■ **TASK TO CARRY OUT**
Every entry must be duplicated precisely as written.

■ **Entries with figure data**
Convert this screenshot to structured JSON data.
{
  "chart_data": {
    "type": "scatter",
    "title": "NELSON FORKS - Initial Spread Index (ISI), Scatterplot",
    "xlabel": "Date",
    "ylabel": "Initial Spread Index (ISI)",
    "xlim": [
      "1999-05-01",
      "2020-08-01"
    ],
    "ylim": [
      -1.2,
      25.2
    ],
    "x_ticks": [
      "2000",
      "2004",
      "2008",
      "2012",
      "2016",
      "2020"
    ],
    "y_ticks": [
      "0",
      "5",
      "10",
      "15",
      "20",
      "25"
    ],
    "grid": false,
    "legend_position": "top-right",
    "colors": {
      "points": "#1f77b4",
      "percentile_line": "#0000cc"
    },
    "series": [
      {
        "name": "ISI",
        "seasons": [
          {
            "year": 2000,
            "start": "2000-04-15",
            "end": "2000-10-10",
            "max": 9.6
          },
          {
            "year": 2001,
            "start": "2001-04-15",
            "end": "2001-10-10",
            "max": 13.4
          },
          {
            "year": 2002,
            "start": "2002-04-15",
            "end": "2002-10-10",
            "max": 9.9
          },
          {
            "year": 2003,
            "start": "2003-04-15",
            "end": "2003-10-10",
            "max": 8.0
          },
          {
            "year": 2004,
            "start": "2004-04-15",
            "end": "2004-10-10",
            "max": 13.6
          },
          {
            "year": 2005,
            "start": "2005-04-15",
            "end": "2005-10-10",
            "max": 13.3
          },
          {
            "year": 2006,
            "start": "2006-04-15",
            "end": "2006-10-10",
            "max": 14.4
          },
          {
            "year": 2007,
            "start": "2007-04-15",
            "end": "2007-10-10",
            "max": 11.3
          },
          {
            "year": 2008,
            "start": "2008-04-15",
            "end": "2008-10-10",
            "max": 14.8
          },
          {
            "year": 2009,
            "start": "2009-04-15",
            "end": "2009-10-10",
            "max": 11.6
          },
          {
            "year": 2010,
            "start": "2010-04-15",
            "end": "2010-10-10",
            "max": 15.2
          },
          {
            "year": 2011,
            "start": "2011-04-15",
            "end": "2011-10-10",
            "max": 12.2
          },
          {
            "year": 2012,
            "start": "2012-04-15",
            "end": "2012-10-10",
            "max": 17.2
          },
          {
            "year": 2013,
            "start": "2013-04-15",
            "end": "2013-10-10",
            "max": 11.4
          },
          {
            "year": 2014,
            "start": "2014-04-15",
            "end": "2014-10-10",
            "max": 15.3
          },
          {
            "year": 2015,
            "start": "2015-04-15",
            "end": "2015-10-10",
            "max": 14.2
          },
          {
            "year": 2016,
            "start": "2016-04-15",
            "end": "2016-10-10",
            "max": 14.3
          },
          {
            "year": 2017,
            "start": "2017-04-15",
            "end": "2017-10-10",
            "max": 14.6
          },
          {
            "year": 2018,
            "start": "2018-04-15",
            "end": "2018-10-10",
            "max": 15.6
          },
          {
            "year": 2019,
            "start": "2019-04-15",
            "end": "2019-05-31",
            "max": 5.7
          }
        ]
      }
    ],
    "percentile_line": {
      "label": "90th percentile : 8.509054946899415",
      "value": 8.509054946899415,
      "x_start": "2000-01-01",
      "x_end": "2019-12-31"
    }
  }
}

■ **WRITTEN ANSWER**
Convert this screenshot to structured JSON data.
{
  "chart_data": {
    "type": "scatter",
    "title": "NELSON FORKS - Initial Spread Index (ISI), Scatterplot",
    "xlabel": "Date",
    "ylabel": "Initial Spread Index (ISI)",
    "xlim": [
      "1999-05-01",
      "2020-08-01"
    ],
    "ylim": [
      -1.2,
      25.2
    ],
    "x_ticks": [
      "2000",
      "2004",
      "2008",
      "2012",
      "2016",
      "2020"
    ],
    "y_ticks": [
      "0",
      "5",
      "10",
      "15",
      "20",
      "25"
    ],
    "grid": false,
    "legend_position": "top-right",
    "colors": {
      "points": "#1f77b4",
      "percentile_line": "#0000cc"
    },
    "series": [
      {
        "name": "ISI",
        "seasons": [
          {
            "year": 2000,
            "start": "2000-04-15",
            "end": "2000-10-10",
            "max": 9.6
          },
          {
            "year": 2001,
            "start": "2001-04-15",
            "end": "2001-10-10",
            "max": 13.4
          },
          {
            "year": 2002,
            "start": "2002-04-15",
            "end": "2002-10-10",
            "max": 9.9
          },
          {
            "year": 2003,
            "start": "2003-04-15",
            "end": "2003-10-10",
            "max": 8.0
          },
          {
            "year": 2004,
            "start": "2004-04-15",
            "end": "2004-10-10",
            "max": 13.6
          },
          {
            "year": 2005,
            "start": "2005-04-15",
            "end": "2005-10-10",
            "max": 13.3
          },
          {
            "year": 2006,
            "start": "2006-04-15",
            "end": "2006-10-10",
            "max": 14.4
          },
          {
            "year": 2007,
            "start": "2007-04-15",
            "end": "2007-10-10",
            "max": 11.3
          },
          {
            "year": 2008,
            "start": "2008-04-15",
            "end": "2008-10-10",
            "max": 14.8
          },
          {
            "year": 2009,
            "start": "2009-04-15",
            "end": "2009-10-10",
            "max": 11.6
          },
          {
            "year": 2010,
            "start": "2010-04-15",
            "end": "2010-10-10",
            "max": 15.2
          },
          {
            "year": 2011,
            "start": "2011-04-15",
            "end": "2011-10-10",
            "max": 12.2
          },
          {
            "year": 2012,
            "start": "2012-04-15",
            "end": "2012-10-10",
            "max": 17.2
          },
          {
            "year": 2013,
            "start": "2013-04-15",
            "end": "2013-10-10",
            "max": 11.4
          },
          {
            "year": 2014,
            "start": "2014-04-15",
            "end": "2014-10-10",
            "max": 15.3
          },
          {
            "year": 2015,
            "start": "2015-04-15",
            "end": "2015-10-10",
            "max": 14.2
          },
          {
            "year": 2016,
            "start": "2016-04-15",
            "end": "2016-10-10",
            "max": 14.3
          },
          {
            "year": 2017,
            "start": "2017-04-15",
            "end": "2017-10-10",
            "max": 14.6
          },
          {
            "year": 2018,
            "start": "2018-04-15",
            "end": "2018-10-10",
            "max": 15.6
          },
          {
            "year": 2019,
            "start": "2019-04-15",
            "end": "2019-05-31",
            "max": 5.7
          }
        ]
      }
    ],
    "percentile_line": {
      "label": "90th percentile : 8.509054946899415",
      "value": 8.509054946899415,
      "x_start": "2000-01-01",
      "x_end": "2019-12-31"
    }
  }
}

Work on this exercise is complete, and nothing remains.